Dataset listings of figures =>
******************************
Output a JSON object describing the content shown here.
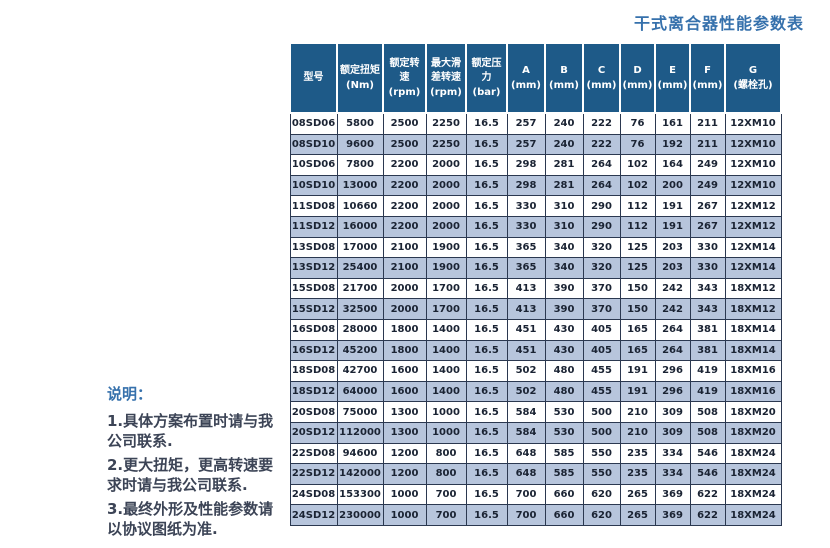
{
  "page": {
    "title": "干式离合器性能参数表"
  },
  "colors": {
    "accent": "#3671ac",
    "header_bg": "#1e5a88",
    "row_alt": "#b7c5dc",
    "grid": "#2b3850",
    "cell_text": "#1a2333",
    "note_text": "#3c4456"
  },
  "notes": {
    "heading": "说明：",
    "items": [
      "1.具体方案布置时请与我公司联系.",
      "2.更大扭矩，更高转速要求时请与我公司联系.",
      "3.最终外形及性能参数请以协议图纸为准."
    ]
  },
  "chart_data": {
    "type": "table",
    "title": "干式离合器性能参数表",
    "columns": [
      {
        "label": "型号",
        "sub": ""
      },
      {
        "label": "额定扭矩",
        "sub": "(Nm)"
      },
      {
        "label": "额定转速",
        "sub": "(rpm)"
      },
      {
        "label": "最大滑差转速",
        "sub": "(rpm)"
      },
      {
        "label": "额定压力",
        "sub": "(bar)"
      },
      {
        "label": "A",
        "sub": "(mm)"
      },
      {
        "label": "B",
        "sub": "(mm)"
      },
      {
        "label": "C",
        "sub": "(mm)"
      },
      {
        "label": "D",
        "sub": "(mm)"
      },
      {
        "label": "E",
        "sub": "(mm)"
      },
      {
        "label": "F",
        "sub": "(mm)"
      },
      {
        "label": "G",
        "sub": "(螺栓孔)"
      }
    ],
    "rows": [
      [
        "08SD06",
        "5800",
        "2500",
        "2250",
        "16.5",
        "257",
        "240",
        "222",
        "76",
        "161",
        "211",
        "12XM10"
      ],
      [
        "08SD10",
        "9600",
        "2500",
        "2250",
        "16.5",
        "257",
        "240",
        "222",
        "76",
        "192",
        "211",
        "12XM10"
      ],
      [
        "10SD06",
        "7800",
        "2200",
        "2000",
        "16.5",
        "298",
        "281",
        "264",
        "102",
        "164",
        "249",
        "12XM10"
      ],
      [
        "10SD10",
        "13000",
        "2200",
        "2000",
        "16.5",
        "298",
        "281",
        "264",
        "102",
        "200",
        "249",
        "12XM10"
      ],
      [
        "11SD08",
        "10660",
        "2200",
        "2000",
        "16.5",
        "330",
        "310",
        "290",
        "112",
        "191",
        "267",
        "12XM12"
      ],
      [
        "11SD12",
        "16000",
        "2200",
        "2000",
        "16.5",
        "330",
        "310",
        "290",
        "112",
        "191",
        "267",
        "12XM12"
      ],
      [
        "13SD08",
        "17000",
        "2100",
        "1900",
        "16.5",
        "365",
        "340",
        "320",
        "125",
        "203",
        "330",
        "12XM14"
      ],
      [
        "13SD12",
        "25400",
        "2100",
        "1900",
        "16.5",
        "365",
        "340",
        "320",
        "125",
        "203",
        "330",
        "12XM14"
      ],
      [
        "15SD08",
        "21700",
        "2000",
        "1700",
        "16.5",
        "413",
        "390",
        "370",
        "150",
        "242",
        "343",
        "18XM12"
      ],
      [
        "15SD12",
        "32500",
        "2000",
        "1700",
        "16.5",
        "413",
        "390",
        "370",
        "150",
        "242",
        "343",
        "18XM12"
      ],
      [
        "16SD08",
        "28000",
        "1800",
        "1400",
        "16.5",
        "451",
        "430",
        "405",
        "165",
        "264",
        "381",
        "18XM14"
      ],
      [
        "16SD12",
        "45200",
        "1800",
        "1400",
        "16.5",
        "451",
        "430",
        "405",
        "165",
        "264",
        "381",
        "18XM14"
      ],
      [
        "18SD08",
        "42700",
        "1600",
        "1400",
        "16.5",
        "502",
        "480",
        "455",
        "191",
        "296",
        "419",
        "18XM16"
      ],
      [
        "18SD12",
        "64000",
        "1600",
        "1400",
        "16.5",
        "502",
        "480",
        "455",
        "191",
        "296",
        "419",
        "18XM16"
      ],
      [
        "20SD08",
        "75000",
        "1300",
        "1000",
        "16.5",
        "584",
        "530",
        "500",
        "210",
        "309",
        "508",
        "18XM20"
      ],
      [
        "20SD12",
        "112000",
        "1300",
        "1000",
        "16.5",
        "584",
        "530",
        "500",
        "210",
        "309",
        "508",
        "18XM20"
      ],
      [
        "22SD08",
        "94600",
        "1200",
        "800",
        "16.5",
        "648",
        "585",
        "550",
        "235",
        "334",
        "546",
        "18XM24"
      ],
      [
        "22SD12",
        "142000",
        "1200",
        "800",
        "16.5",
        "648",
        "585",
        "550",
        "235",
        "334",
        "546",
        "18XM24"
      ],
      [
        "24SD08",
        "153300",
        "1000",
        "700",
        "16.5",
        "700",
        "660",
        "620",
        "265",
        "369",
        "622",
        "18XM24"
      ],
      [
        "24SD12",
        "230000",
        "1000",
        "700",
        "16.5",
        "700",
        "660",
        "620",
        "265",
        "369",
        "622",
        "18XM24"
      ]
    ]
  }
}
******************************
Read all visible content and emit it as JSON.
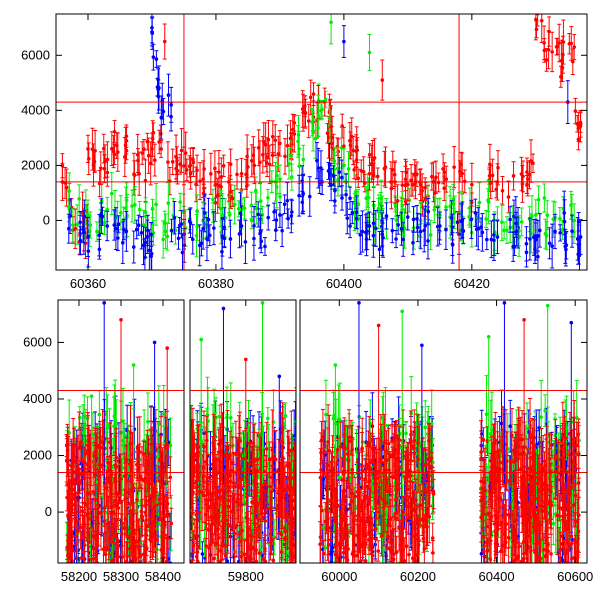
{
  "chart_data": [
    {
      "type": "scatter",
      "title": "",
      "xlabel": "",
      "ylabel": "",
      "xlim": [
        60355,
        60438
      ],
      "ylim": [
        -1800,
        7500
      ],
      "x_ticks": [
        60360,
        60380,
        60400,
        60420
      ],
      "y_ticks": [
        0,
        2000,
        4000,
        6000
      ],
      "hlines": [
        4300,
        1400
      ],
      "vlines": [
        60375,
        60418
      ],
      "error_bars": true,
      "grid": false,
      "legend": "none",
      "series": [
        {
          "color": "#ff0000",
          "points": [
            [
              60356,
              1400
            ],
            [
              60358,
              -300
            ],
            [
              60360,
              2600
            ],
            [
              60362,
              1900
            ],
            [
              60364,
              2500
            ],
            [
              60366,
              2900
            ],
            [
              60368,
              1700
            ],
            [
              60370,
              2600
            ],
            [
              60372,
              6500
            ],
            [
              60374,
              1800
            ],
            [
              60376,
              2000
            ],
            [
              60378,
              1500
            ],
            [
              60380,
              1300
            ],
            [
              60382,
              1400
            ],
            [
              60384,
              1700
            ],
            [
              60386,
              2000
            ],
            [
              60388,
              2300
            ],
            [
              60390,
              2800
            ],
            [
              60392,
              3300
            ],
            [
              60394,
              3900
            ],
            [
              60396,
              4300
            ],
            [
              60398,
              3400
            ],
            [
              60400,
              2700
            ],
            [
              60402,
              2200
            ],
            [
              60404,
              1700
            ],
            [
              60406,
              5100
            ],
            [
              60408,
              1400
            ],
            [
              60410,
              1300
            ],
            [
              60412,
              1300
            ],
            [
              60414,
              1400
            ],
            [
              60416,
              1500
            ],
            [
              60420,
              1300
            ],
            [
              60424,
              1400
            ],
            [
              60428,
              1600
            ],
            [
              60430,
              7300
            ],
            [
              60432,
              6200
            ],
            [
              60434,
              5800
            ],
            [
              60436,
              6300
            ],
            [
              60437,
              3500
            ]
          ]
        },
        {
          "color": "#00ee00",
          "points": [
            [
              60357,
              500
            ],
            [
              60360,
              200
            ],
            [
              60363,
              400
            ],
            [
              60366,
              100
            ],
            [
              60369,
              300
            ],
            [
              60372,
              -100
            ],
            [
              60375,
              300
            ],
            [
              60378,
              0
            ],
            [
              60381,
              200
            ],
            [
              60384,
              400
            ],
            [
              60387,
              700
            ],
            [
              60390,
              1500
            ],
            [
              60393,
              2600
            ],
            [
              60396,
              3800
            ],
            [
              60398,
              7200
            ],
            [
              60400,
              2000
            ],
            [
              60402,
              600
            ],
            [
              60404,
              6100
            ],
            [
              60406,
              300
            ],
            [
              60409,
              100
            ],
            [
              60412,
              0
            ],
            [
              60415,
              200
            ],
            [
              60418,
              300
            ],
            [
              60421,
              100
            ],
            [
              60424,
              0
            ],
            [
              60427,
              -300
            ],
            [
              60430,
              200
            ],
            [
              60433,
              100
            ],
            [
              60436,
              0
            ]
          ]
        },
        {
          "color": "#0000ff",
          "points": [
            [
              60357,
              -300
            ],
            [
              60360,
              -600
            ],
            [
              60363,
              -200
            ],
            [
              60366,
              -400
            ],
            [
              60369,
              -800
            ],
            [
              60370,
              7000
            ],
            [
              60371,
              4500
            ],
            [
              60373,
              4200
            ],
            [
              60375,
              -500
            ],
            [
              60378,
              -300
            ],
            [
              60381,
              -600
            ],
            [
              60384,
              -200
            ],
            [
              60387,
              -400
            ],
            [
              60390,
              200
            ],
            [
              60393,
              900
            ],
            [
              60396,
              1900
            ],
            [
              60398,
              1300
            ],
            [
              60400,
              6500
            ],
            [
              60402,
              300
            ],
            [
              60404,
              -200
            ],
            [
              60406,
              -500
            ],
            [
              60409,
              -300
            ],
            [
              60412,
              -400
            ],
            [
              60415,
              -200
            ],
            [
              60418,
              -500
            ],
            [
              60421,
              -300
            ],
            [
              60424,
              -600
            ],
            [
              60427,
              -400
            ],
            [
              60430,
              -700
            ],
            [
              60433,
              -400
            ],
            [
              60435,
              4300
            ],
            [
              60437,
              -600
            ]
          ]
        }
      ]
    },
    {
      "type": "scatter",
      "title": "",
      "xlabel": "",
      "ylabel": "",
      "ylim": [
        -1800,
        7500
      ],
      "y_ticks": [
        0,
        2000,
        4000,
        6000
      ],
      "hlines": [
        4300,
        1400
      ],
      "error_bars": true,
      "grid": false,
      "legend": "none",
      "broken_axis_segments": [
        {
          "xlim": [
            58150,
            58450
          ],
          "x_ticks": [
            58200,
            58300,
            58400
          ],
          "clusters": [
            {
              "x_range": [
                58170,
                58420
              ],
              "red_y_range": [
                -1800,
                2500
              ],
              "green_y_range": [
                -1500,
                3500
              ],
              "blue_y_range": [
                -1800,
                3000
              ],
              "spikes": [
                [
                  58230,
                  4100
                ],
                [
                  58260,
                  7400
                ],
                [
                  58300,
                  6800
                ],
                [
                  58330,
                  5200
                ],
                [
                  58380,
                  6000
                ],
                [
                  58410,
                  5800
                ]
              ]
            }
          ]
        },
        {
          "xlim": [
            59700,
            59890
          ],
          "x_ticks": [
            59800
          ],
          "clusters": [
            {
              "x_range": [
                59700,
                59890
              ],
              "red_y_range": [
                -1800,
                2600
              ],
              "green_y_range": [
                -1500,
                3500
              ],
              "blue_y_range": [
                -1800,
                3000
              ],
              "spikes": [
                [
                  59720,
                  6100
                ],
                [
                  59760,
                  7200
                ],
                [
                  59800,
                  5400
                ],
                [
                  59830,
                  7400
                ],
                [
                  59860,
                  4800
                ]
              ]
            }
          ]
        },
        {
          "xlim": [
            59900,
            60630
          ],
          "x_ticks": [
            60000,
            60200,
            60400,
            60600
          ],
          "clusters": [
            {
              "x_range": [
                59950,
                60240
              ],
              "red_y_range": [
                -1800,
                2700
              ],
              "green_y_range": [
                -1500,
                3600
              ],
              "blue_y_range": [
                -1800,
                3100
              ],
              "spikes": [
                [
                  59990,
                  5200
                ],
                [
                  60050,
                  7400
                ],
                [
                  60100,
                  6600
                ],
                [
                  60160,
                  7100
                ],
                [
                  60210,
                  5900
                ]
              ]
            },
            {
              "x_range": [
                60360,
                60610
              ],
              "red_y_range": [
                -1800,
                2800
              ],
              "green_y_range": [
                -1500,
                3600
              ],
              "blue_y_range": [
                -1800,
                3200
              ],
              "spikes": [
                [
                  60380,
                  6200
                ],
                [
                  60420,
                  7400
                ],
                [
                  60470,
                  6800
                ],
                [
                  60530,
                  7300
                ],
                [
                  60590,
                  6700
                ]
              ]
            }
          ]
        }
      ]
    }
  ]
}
******************************
GIVEN PROBLEM => Copy out every line of the listing that includes the string "content".

FINISHED EXERCISE =>
Output a JSON object describing the content shown here.
Read all visible content and emit it as JSON.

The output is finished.